Goal of the exercise:
Output each line of the material below as a row in a Markdown table with the columns n and Line, numbering the rows and omitting blank lines.

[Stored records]
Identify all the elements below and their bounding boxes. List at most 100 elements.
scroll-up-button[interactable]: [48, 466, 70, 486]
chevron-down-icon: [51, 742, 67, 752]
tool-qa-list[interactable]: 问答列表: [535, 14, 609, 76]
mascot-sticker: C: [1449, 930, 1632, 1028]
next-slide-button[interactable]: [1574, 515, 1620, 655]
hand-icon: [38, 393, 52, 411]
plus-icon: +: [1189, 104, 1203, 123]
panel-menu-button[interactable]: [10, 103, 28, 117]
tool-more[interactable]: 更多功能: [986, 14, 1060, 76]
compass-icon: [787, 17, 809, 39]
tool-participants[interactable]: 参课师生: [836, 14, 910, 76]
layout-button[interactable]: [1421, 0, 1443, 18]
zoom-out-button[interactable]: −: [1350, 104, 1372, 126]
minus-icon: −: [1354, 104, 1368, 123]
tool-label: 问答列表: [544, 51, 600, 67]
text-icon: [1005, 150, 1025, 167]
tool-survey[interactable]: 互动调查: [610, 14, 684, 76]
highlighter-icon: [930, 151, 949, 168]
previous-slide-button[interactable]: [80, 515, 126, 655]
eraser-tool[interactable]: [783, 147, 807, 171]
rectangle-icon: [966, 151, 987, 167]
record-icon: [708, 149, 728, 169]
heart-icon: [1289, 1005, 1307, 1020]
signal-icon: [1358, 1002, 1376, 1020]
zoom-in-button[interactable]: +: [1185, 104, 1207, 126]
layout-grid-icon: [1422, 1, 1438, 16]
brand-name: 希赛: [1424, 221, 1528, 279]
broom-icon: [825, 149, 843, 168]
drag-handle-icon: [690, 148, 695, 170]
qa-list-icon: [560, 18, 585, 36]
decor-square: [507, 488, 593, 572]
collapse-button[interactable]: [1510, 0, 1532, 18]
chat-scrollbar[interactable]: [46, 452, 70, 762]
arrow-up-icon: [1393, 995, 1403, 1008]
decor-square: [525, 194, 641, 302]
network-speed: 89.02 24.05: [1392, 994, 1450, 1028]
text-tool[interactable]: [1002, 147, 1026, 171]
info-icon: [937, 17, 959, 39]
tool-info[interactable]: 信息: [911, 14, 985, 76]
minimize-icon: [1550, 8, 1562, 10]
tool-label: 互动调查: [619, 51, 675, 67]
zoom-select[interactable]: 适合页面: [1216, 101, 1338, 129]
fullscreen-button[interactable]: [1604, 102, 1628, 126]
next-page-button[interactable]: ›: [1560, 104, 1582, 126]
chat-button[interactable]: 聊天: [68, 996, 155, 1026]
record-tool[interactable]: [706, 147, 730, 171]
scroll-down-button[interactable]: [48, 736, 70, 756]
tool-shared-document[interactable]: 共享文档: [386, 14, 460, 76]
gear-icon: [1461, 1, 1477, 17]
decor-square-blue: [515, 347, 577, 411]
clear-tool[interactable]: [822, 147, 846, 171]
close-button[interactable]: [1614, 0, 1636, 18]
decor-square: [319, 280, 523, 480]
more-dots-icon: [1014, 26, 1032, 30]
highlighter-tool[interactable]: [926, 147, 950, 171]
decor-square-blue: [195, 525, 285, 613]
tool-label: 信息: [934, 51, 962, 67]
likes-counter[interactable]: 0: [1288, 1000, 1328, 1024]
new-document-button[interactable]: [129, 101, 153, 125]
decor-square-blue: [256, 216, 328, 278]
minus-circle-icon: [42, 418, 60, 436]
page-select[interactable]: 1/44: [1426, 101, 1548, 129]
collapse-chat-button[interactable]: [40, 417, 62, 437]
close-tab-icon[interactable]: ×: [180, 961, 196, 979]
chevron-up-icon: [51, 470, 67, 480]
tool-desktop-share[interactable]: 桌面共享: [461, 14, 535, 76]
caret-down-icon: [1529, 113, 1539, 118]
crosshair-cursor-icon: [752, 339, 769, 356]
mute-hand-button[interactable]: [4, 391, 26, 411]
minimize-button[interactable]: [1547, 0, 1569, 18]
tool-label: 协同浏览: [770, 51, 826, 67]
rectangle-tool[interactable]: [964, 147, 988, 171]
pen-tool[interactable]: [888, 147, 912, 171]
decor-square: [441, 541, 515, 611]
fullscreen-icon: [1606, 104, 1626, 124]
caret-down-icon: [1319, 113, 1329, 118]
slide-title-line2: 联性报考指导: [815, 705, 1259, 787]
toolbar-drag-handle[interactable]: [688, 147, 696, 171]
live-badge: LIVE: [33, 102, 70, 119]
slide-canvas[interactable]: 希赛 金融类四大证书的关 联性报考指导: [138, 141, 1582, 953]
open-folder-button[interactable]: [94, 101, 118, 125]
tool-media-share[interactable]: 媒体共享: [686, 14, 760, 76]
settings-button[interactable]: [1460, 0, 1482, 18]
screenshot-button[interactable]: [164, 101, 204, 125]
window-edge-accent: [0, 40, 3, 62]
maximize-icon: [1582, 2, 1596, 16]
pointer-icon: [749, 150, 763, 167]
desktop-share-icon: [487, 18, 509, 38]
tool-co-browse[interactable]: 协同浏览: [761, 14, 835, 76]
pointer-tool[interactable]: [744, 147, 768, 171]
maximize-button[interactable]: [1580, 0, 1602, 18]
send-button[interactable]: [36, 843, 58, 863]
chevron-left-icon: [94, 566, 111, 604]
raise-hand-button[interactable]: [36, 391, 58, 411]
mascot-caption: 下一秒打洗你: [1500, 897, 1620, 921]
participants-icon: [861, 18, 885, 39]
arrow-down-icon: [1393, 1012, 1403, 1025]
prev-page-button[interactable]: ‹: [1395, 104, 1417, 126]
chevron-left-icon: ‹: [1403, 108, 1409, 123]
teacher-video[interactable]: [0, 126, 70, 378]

Written solution:
| n | Line |
|---|---|
| 1 | Identify all the elements below and their bounding boxes. List at most 100 elements. |
| 2 | scroll-up-button[interactable]: [48, 466, 70, 486] |
| 3 | chevron-down-icon: [51, 742, 67, 752] |
| 4 | tool-qa-list[interactable]: 问答列表: [535, 14, 609, 76] |
| 5 | mascot-sticker: C: [1449, 930, 1632, 1028] |
| 6 | next-slide-button[interactable]: [1574, 515, 1620, 655] |
| 7 | hand-icon: [38, 393, 52, 411] |
| 8 | plus-icon: +: [1189, 104, 1203, 123] |
| 9 | panel-menu-button[interactable]: [10, 103, 28, 117] |
| 10 | tool-more[interactable]: 更多功能: [986, 14, 1060, 76] |
| 11 | compass-icon: [787, 17, 809, 39] |
| 12 | tool-participants[interactable]: 参课师生: [836, 14, 910, 76] |
| 13 | layout-button[interactable]: [1421, 0, 1443, 18] |
| 14 | zoom-out-button[interactable]: −: [1350, 104, 1372, 126] |
| 15 | minus-icon: −: [1354, 104, 1368, 123] |
| 16 | tool-label: 问答列表: [544, 51, 600, 67] |
| 17 | text-icon: [1005, 150, 1025, 167] |
| 18 | tool-survey[interactable]: 互动调查: [610, 14, 684, 76] |
| 19 | highlighter-icon: [930, 151, 949, 168] |
| 20 | previous-slide-button[interactable]: [80, 515, 126, 655] |
| 21 | eraser-tool[interactable]: [783, 147, 807, 171] |
| 22 | rectangle-icon: [966, 151, 987, 167] |
| 23 | record-icon: [708, 149, 728, 169] |
| 24 | heart-icon: [1289, 1005, 1307, 1020] |
| 25 | signal-icon: [1358, 1002, 1376, 1020] |
| 26 | zoom-in-button[interactable]: +: [1185, 104, 1207, 126] |
| 27 | layout-grid-icon: [1422, 1, 1438, 16] |
| 28 | brand-name: 希赛: [1424, 221, 1528, 279] |
| 29 | broom-icon: [825, 149, 843, 168] |
| 30 | drag-handle-icon: [690, 148, 695, 170] |
| 31 | qa-list-icon: [560, 18, 585, 36] |
| 32 | decor-square: [507, 488, 593, 572] |
| 33 | collapse-button[interactable]: [1510, 0, 1532, 18] |
| 34 | chat-scrollbar[interactable]: [46, 452, 70, 762] |
| 35 | arrow-up-icon: [1393, 995, 1403, 1008] |
| 36 | decor-square: [525, 194, 641, 302] |
| 37 | network-speed: 89.02 24.05: [1392, 994, 1450, 1028] |
| 38 | text-tool[interactable]: [1002, 147, 1026, 171] |
| 39 | info-icon: [937, 17, 959, 39] |
| 40 | tool-info[interactable]: 信息: [911, 14, 985, 76] |
| 41 | minimize-icon: [1550, 8, 1562, 10] |
| 42 | tool-label: 互动调查: [619, 51, 675, 67] |
| 43 | zoom-select[interactable]: 适合页面: [1216, 101, 1338, 129] |
| 44 | fullscreen-button[interactable]: [1604, 102, 1628, 126] |
| 45 | next-page-button[interactable]: ›: [1560, 104, 1582, 126] |
| 46 | chat-button[interactable]: 聊天: [68, 996, 155, 1026] |
| 47 | record-tool[interactable]: [706, 147, 730, 171] |
| 48 | scroll-down-button[interactable]: [48, 736, 70, 756] |
| 49 | tool-shared-document[interactable]: 共享文档: [386, 14, 460, 76] |
| 50 | gear-icon: [1461, 1, 1477, 17] |
| 51 | decor-square-blue: [515, 347, 577, 411] |
| 52 | clear-tool[interactable]: [822, 147, 846, 171] |
| 53 | close-button[interactable]: [1614, 0, 1636, 18] |
| 54 | decor-square: [319, 280, 523, 480] |
| 55 | more-dots-icon: [1014, 26, 1032, 30] |
| 56 | highlighter-tool[interactable]: [926, 147, 950, 171] |
| 57 | decor-square-blue: [195, 525, 285, 613] |
| 58 | tool-label: 信息: [934, 51, 962, 67] |
| 59 | likes-counter[interactable]: 0: [1288, 1000, 1328, 1024] |
| 60 | new-document-button[interactable]: [129, 101, 153, 125] |
| 61 | decor-square-blue: [256, 216, 328, 278] |
| 62 | minus-circle-icon: [42, 418, 60, 436] |
| 63 | page-select[interactable]: 1/44: [1426, 101, 1548, 129] |
| 64 | collapse-chat-button[interactable]: [40, 417, 62, 437] |
| 65 | close-tab-icon[interactable]: ×: [180, 961, 196, 979] |
| 66 | chevron-up-icon: [51, 470, 67, 480] |
| 67 | tool-desktop-share[interactable]: 桌面共享: [461, 14, 535, 76] |
| 68 | caret-down-icon: [1529, 113, 1539, 118] |
| 69 | crosshair-cursor-icon: [752, 339, 769, 356] |
| 70 | mute-hand-button[interactable]: [4, 391, 26, 411] |
| 71 | minimize-button[interactable]: [1547, 0, 1569, 18] |
| 72 | tool-label: 协同浏览: [770, 51, 826, 67] |
| 73 | rectangle-tool[interactable]: [964, 147, 988, 171] |
| 74 | pen-tool[interactable]: [888, 147, 912, 171] |
| 75 | decor-square: [441, 541, 515, 611] |
| 76 | fullscreen-icon: [1606, 104, 1626, 124] |
| 77 | caret-down-icon: [1319, 113, 1329, 118] |
| 78 | slide-title-line2: 联性报考指导: [815, 705, 1259, 787] |
| 79 | toolbar-drag-handle[interactable]: [688, 147, 696, 171] |
| 80 | live-badge: LIVE: [33, 102, 70, 119] |
| 81 | slide-canvas[interactable]: 希赛 金融类四大证书的关 联性报考指导: [138, 141, 1582, 953] |
| 82 | open-folder-button[interactable]: [94, 101, 118, 125] |
| 83 | tool-media-share[interactable]: 媒体共享: [686, 14, 760, 76] |
| 84 | settings-button[interactable]: [1460, 0, 1482, 18] |
| 85 | screenshot-button[interactable]: [164, 101, 204, 125] |
| 86 | window-edge-accent: [0, 40, 3, 62] |
| 87 | maximize-icon: [1582, 2, 1596, 16] |
| 88 | pointer-icon: [749, 150, 763, 167] |
| 89 | desktop-share-icon: [487, 18, 509, 38] |
| 90 | tool-co-browse[interactable]: 协同浏览: [761, 14, 835, 76] |
| 91 | pointer-tool[interactable]: [744, 147, 768, 171] |
| 92 | maximize-button[interactable]: [1580, 0, 1602, 18] |
| 93 | send-button[interactable]: [36, 843, 58, 863] |
| 94 | chevron-left-icon: [94, 566, 111, 604] |
| 95 | raise-hand-button[interactable]: [36, 391, 58, 411] |
| 96 | mascot-caption: 下一秒打洗你: [1500, 897, 1620, 921] |
| 97 | participants-icon: [861, 18, 885, 39] |
| 98 | arrow-down-icon: [1393, 1012, 1403, 1025] |
| 99 | prev-page-button[interactable]: ‹: [1395, 104, 1417, 126] |
| 100 | chevron-left-icon: ‹: [1403, 108, 1409, 123] |
| 101 | teacher-video[interactable]: [0, 126, 70, 378] |